## [WHAT IS ASKED]
Give the count of lines in the data that include "planning", with no other words.

## [RECORDS FOR PROCESSING]
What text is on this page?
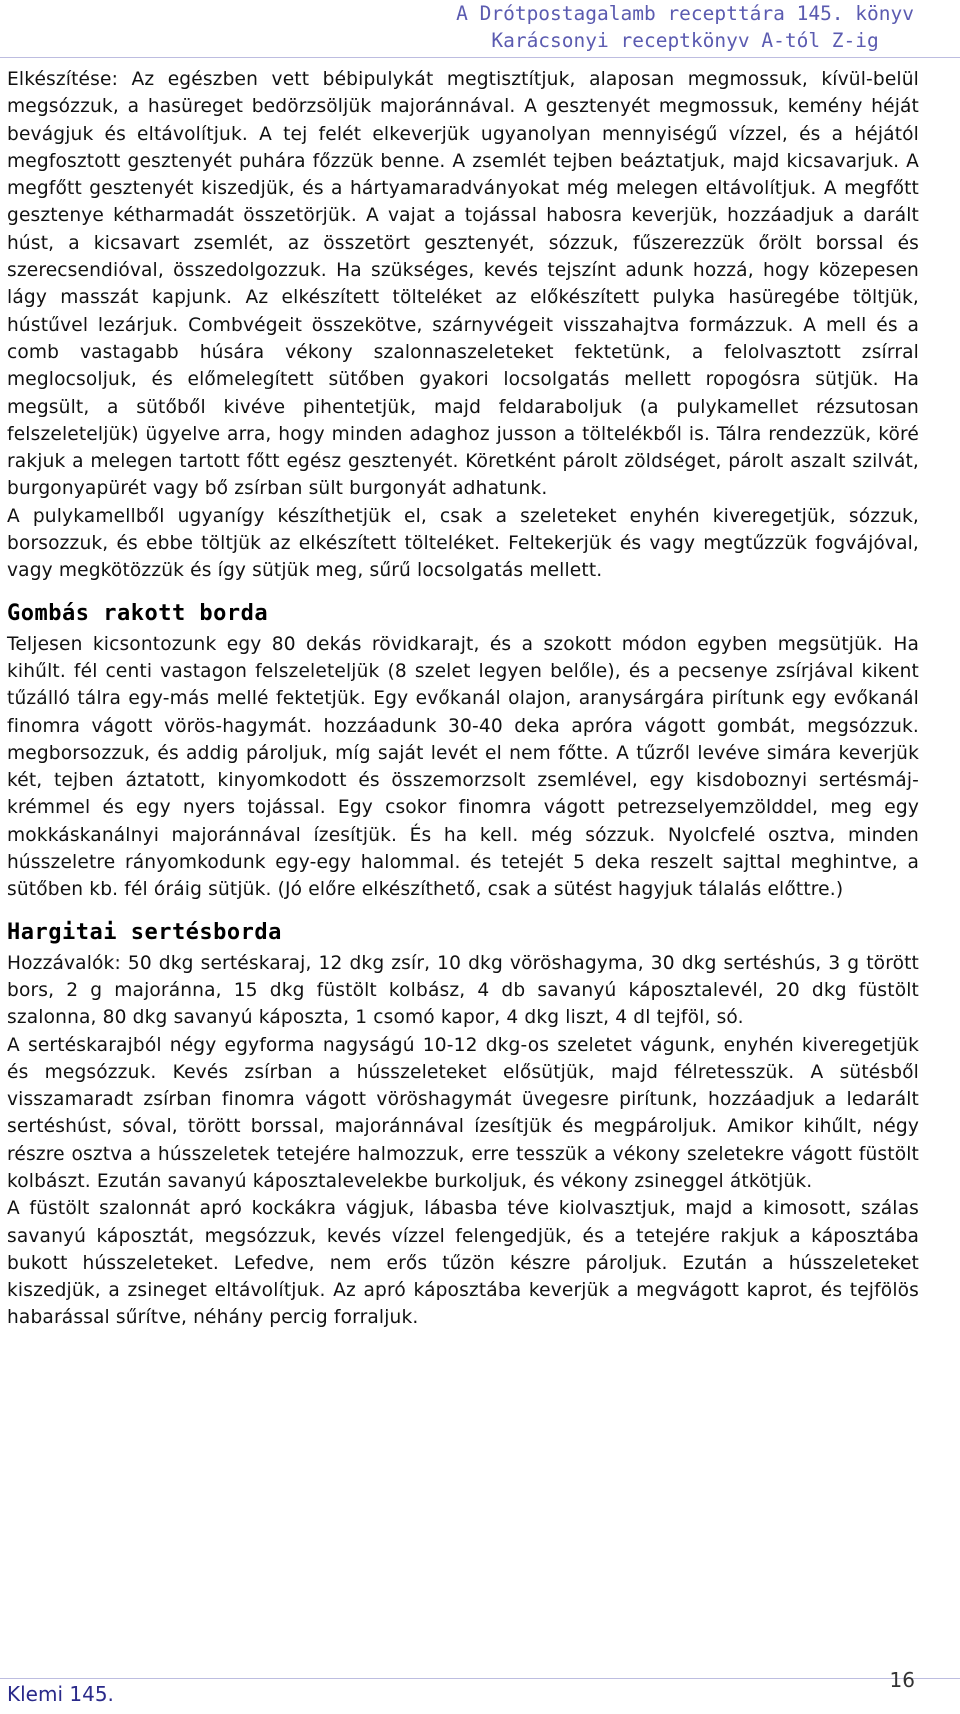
A Drótpostagalamb recepttára 145. könyv
Karácsonyi receptkönyv A-tól Z-ig

Elkészítése: Az egészben vett bébipulykát megtisztítjuk, alaposan megmossuk, kívül-belül megsózzuk, a hasüreget bedörzsöljük majoránnával. A gesztenyét megmossuk, kemény héját bevágjuk és eltávolítjuk. A tej felét elkeverjük ugyanolyan mennyiségű vízzel, és a héjától megfosztott gesztenyét puhára főzzük benne. A zsemlét tejben beáztatjuk, majd kicsavarjuk. A megfőtt gesztenyét kiszedjük, és a hártyamaradványokat még melegen eltávolítjuk. A megfőtt gesztenye kétharmadát összetörjük. A vajat a tojással habosra keverjük, hozzáadjuk a darált húst, a kicsavart zsemlét, az összetört gesztenyét, sózzuk, fűszerezzük őrölt borssal és szerecsendióval, összedolgozzuk. Ha szükséges, kevés tejszínt adunk hozzá, hogy közepesen lágy masszát kapjunk. Az elkészített tölteléket az előkészített pulyka hasüregébe töltjük, hústűvel lezárjuk. Combvégeit összekötve, szárnyvégeit visszahajtva formázzuk. A mell és a comb vastagabb húsára vékony szalonnaszeleteket fektetünk, a felolvasztott zsírral meglocsoljuk, és előmelegített sütőben gyakori locsolgatás mellett ropogósra sütjük. Ha megsült, a sütőből kivéve pihentetjük, majd feldaraboljuk (a pulykamellet rézsutosan felszeleteljük) ügyelve arra, hogy minden adaghoz jusson a töltelékből is. Tálra rendezzük, köré rakjuk a melegen tartott főtt egész gesztenyét. Köretként párolt zöldséget, párolt aszalt szilvát, burgonyapürét vagy bő zsírban sült burgonyát adhatunk.

A pulykamellből ugyanígy készíthetjük el, csak a szeleteket enyhén kiveregetjük, sózzuk, borsozzuk, és ebbe töltjük az elkészített tölteléket. Feltekerjük és vagy megtűzzük fogvájóval, vagy megkötözzük és így sütjük meg, sűrű locsolgatás mellett.

Gombás rakott borda

Teljesen kicsontozunk egy 80 dekás rövidkarajt, és a szokott módon egyben megsütjük. Ha kihűlt. fél centi vastagon felszeleteljük (8 szelet legyen belőle), és a pecsenye zsírjával kikent tűzálló tálra egy-más mellé fektetjük. Egy evőkanál olajon, aranysárgára pirítunk egy evőkanál finomra vágott vörös-hagymát. hozzáadunk 30-40 deka apróra vágott gombát, megsózzuk. megborsozzuk, és addig pároljuk, míg saját levét el nem főtte. A tűzről levéve simára keverjük két, tejben áztatott, kinyomkodott és összemorzsolt zsemlével, egy kisdoboznyi sertésmáj-krémmel és egy nyers tojással. Egy csokor finomra vágott petrezselyemzölddel, meg egy mokkáskanálnyi majoránnával ízesítjük. És ha kell. még sózzuk. Nyolcfelé osztva, minden hússzeletre rányomkodunk egy-egy halommal. és tetejét 5 deka reszelt sajttal meghintve, a sütőben kb. fél óráig sütjük. (Jó előre elkészíthető, csak a sütést hagyjuk tálalás előttre.)

Hargitai sertésborda

Hozzávalók: 50 dkg sertéskaraj, 12 dkg zsír, 10 dkg vöröshagyma, 30 dkg sertéshús, 3 g törött bors, 2 g majoránna, 15 dkg füstölt kolbász, 4 db savanyú káposztalevél, 20 dkg füstölt szalonna, 80 dkg savanyú káposzta, 1 csomó kapor, 4 dkg liszt, 4 dl tejföl, só.

A sertéskarajból négy egyforma nagyságú 10-12 dkg-os szeletet vágunk, enyhén kiveregetjük és megsózzuk. Kevés zsírban a hússzeleteket elősütjük, majd félretesszük. A sütésből visszamaradt zsírban finomra vágott vöröshagymát üvegesre pirítunk, hozzáadjuk a ledarált sertéshúst, sóval, törött borssal, majoránnával ízesítjük és megpároljuk. Amikor kihűlt, négy részre osztva a hússzeletek tetejére halmozzuk, erre tesszük a vékony szeletekre vágott füstölt kolbászt. Ezután savanyú káposztalevelekbe burkoljuk, és vékony zsineggel átkötjük.

A füstölt szalonnát apró kockákra vágjuk, lábasba téve kiolvasztjuk, majd a kimosott, szálas savanyú káposztát, megsózzuk, kevés vízzel felengedjük, és a tetejére rakjuk a káposztába bukott hússzeleteket. Lefedve, nem erős tűzön készre pároljuk. Ezután a hússzeleteket kiszedjük, a zsineget eltávolítjuk. Az apró káposztába keverjük a megvágott kaprot, és tejfölös habarással sűrítve, néhány percig forraljuk.

Klemi 145.
16
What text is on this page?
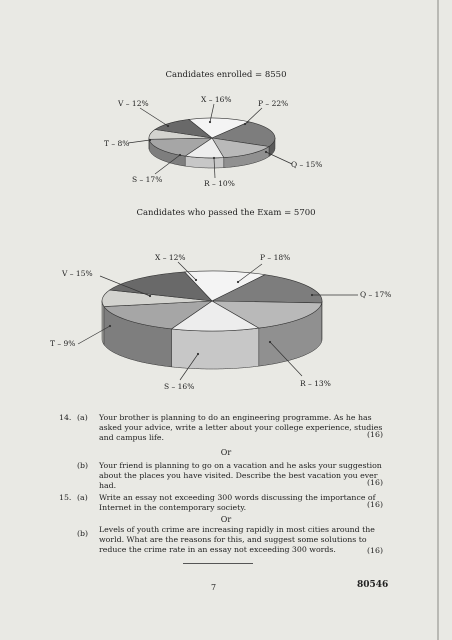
Candidates enrolled = 8550
V – 12%	X – 16%	P – 22%
T – 8%
Q – 15%
S – 17%	R – 10%
Candidates who passed the Exam = 5700
X – 12%	P – 18%
V – 15%
Q – 17%
T – 9%
S – 16%	R – 13%
14. (a) Your brother is planning to do an engineering programme. As he has
asked your advice, write a letter about your college experience, studies
and campus life.	(16)
Or
(b) Your friend is planning to go on a vacation and he asks your suggestion
about the places you have visited. Describe the best vacation you ever
had.	(16)
15. (a) Write an essay not exceeding 300 words discussing the importance of
Internet in the contemporary society.	(16)
Or
(b) Levels of youth crime are increasing rapidly in most cities around the
world. What are the reasons for this, and suggest some solutions to
reduce the crime rate in an essay not exceeding 300 words.	(16)
7	80546
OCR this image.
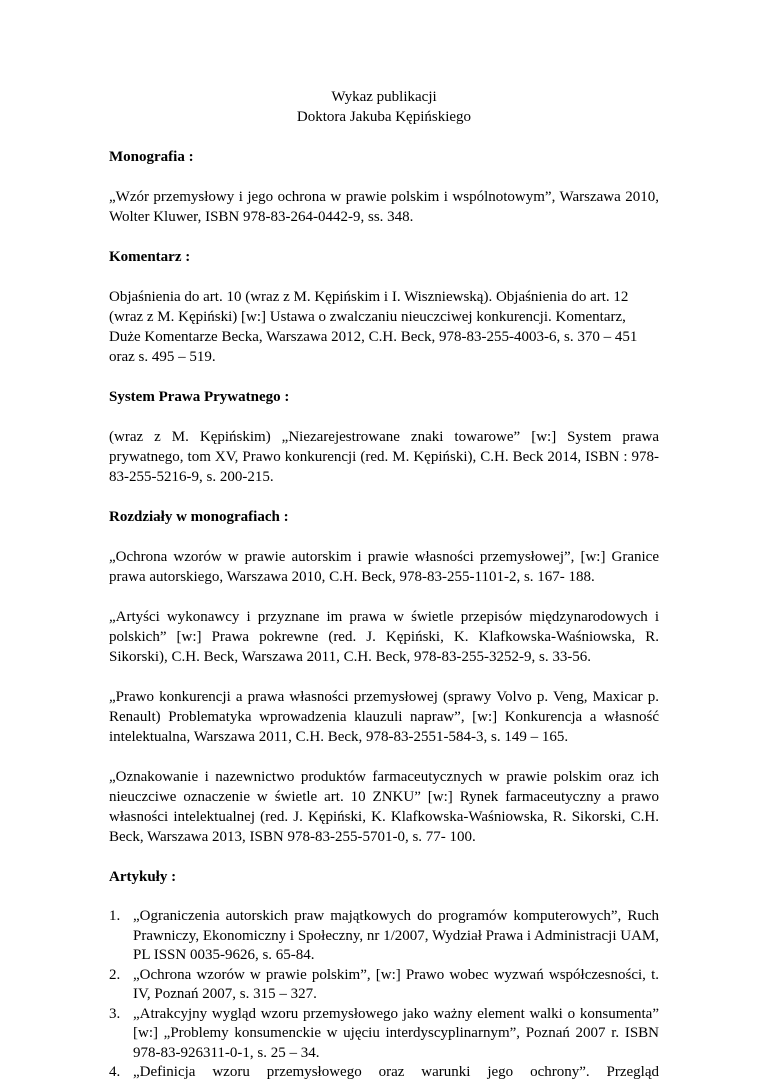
Wykaz publikacji
Doktora Jakuba Kępińskiego
Monografia :
„Wzór przemysłowy i jego ochrona w prawie polskim i wspólnotowym”, Warszawa 2010, Wolter Kluwer, ISBN 978-83-264-0442-9, ss. 348.
Komentarz :
Objaśnienia do art. 10 (wraz z M. Kępińskim i I. Wiszniewską). Objaśnienia do art. 12 (wraz z M. Kępiński) [w:] Ustawa o zwalczaniu nieuczciwej konkurencji. Komentarz, Duże Komentarze Becka, Warszawa 2012, C.H. Beck, 978-83-255-4003-6, s. 370 – 451 oraz s. 495 – 519.
System Prawa Prywatnego :
(wraz z M. Kępińskim) „Niezarejestrowane znaki towarowe” [w:] System prawa prywatnego, tom XV, Prawo konkurencji (red. M. Kępiński), C.H. Beck 2014, ISBN : 978-83-255-5216-9, s. 200-215.
Rozdziały w monografiach :
„Ochrona wzorów w prawie autorskim i prawie własności przemysłowej”, [w:] Granice prawa autorskiego, Warszawa 2010, C.H. Beck, 978-83-255-1101-2, s. 167- 188.
„Artyści wykonawcy i przyznane im prawa w świetle przepisów międzynarodowych i polskich” [w:] Prawa pokrewne (red. J. Kępiński, K. Klafkowska-Waśniowska, R. Sikorski), C.H. Beck, Warszawa 2011, C.H. Beck, 978-83-255-3252-9, s. 33-56.
„Prawo konkurencji a prawa własności przemysłowej (sprawy Volvo p. Veng, Maxicar p. Renault) Problematyka wprowadzenia klauzuli napraw”, [w:] Konkurencja a własność intelektualna, Warszawa 2011, C.H. Beck, 978-83-2551-584-3, s. 149 – 165.
„Oznakowanie i nazewnictwo produktów farmaceutycznych w prawie polskim oraz ich nieuczciwe oznaczenie w świetle art. 10 ZNKU” [w:] Rynek farmaceutyczny a prawo własności intelektualnej (red. J. Kępiński, K. Klafkowska-Waśniowska, R. Sikorski, C.H. Beck, Warszawa 2013, ISBN 978-83-255-5701-0, s. 77- 100.
Artykuły :
1. „Ograniczenia autorskich praw majątkowych do programów komputerowych”, Ruch Prawniczy, Ekonomiczny i Społeczny, nr 1/2007, Wydział Prawa i Administracji UAM, PL ISSN 0035-9626, s. 65-84.
2. „Ochrona wzorów w prawie polskim”, [w:] Prawo wobec wyzwań współczesności, t. IV, Poznań 2007, s. 315 – 327.
3. „Atrakcyjny wygląd wzoru przemysłowego jako ważny element walki o konsumenta” [w:] „Problemy konsumenckie w ujęciu interdyscyplinarnym”, Poznań 2007 r. ISBN 978-83-926311-0-1, s. 25 – 34.
4. „Definicja wzoru przemysłowego oraz warunki jego ochrony”. Przegląd
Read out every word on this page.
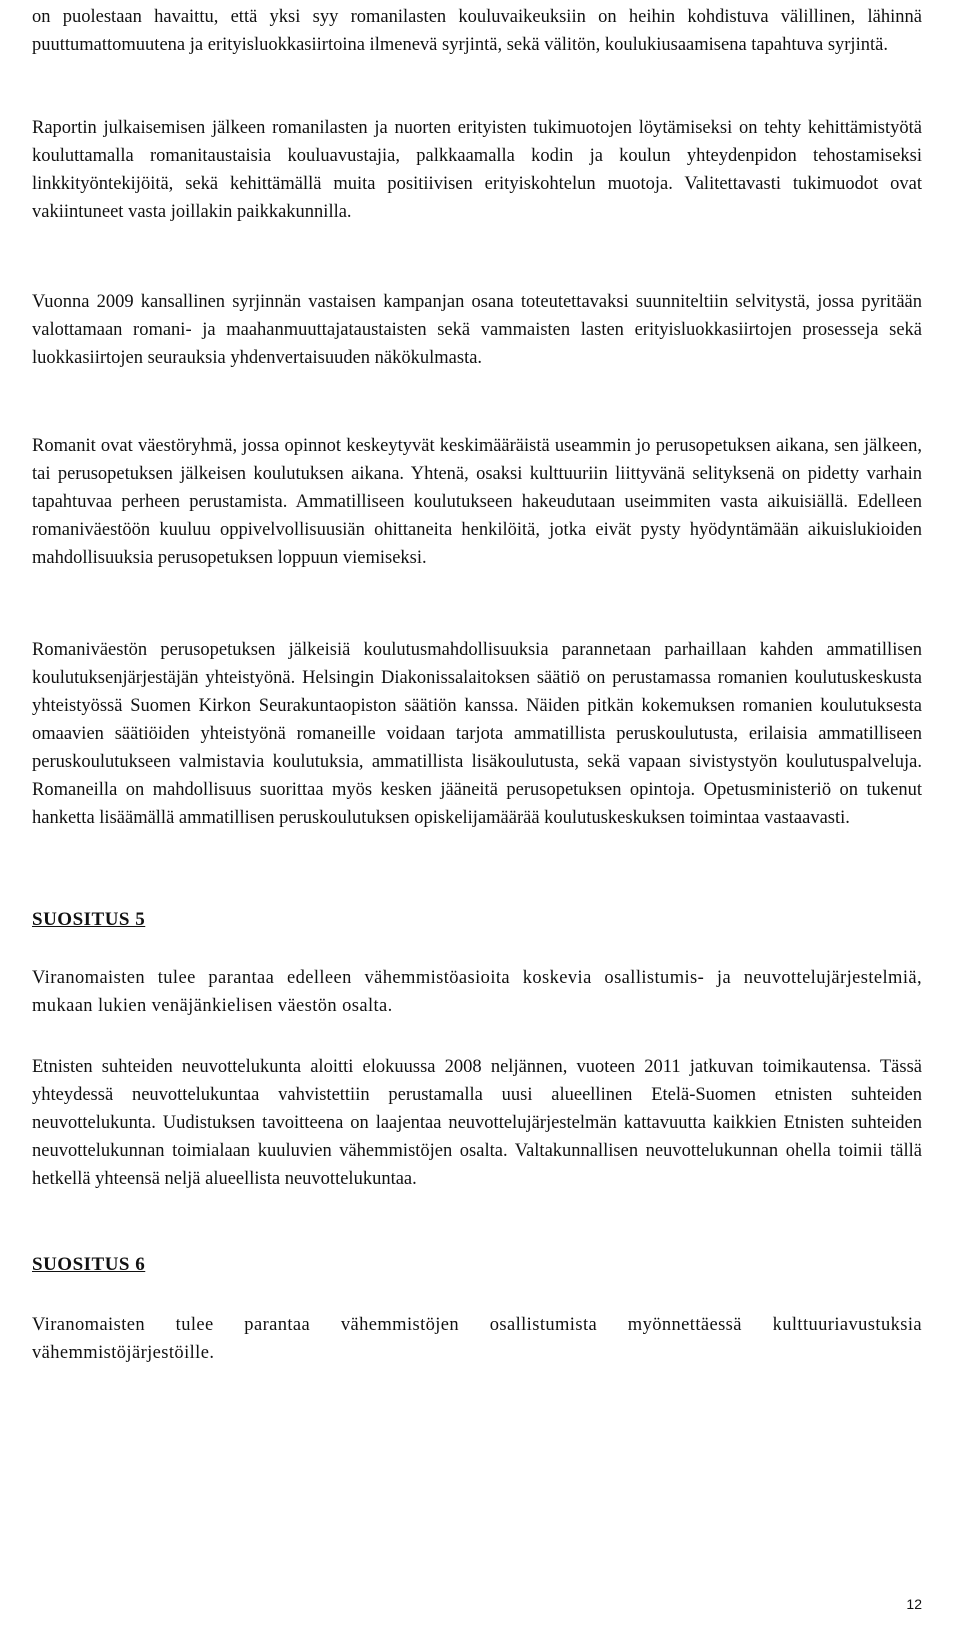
on puolestaan havaittu, että yksi syy romanilasten kouluvaikeuksiin on heihin kohdistuva välillinen, lähinnä puuttumattomuutena ja erityisluokkasiirtoina ilmenevä syrjintä, sekä välitön, koulukiusaamisena tapahtuva syrjintä.

Raportin julkaisemisen jälkeen romanilasten ja nuorten erityisten tukimuotojen löytämiseksi on tehty kehittämistyötä kouluttamalla romanitaustaisia kouluavustajia, palkkaamalla kodin ja koulun yhteydenpidon tehostamiseksi linkkityöntekijöitä, sekä kehittämällä muita positiivisen erityiskohtelun muotoja. Valitettavasti tukimuodot ovat vakiintuneet vasta joillakin paikkakunnilla.

Vuonna 2009 kansallinen syrjinnän vastaisen kampanjan osana toteutettavaksi suunniteltiin selvitystä, jossa pyritään valottamaan romani- ja maahanmuuttajataustaisten sekä vammaisten lasten erityisluokkasiirtojen prosesseja sekä luokkasiirtojen seurauksia yhdenvertaisuuden näkökulmasta.

Romanit ovat väestöryhmä, jossa opinnot keskeytyvät keskimääräistä useammin jo perusopetuksen aikana, sen jälkeen, tai perusopetuksen jälkeisen koulutuksen aikana. Yhtenä, osaksi kulttuuriin liittyvänä selityksenä on pidetty varhain tapahtuvaa perheen perustamista. Ammatilliseen koulutukseen hakeudutaan useimmiten vasta aikuisiällä. Edelleen romaniväestöön kuuluu oppivelvollisuusiän ohittaneita henkilöitä, jotka eivät pysty hyödyntämään aikuislukioiden mahdollisuuksia perusopetuksen loppuun viemiseksi.

Romaniväestön perusopetuksen jälkeisiä koulutusmahdollisuuksia parannetaan parhaillaan kahden ammatillisen koulutuksenjärjestäjän yhteistyönä. Helsingin Diakonissalaitoksen säätiö on perustamassa romanien koulutuskeskusta yhteistyössä Suomen Kirkon Seurakuntaopiston säätiön kanssa. Näiden pitkän kokemuksen romanien koulutuksesta omaavien säätiöiden yhteistyönä romaneille voidaan tarjota ammatillista peruskoulutusta, erilaisia ammatilliseen peruskoulutukseen valmistavia koulutuksia, ammatillista lisäkoulutusta, sekä vapaan sivistystyön koulutuspalveluja. Romaneilla on mahdollisuus suorittaa myös kesken jääneitä perusopetuksen opintoja. Opetusministeriö on tukenut hanketta lisäämällä ammatillisen peruskoulutuksen opiskelijamäärää koulutuskeskuksen toimintaa vastaavasti.

SUOSITUS 5

Viranomaisten tulee parantaa edelleen vähemmistöasioita koskevia osallistumis- ja neuvottelujärjestelmiä, mukaan lukien venäjänkielisen väestön osalta.

Etnisten suhteiden neuvottelukunta aloitti elokuussa 2008 neljännen, vuoteen 2011 jatkuvan toimikautensa. Tässä yhteydessä neuvottelukuntaa vahvistettiin perustamalla uusi alueellinen Etelä-Suomen etnisten suhteiden neuvottelukunta. Uudistuksen tavoitteena on laajentaa neuvottelujärjestelmän kattavuutta kaikkien Etnisten suhteiden neuvottelukunnan toimialaan kuuluvien vähemmistöjen osalta. Valtakunnallisen neuvottelukunnan ohella toimii tällä hetkellä yhteensä neljä alueellista neuvottelukuntaa.

SUOSITUS 6

Viranomaisten tulee parantaa vähemmistöjen osallistumista myönnettäessä kulttuuriavustuksia vähemmistöjärjestöille.

12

## [RESULT OF THIS EXERCISE]
2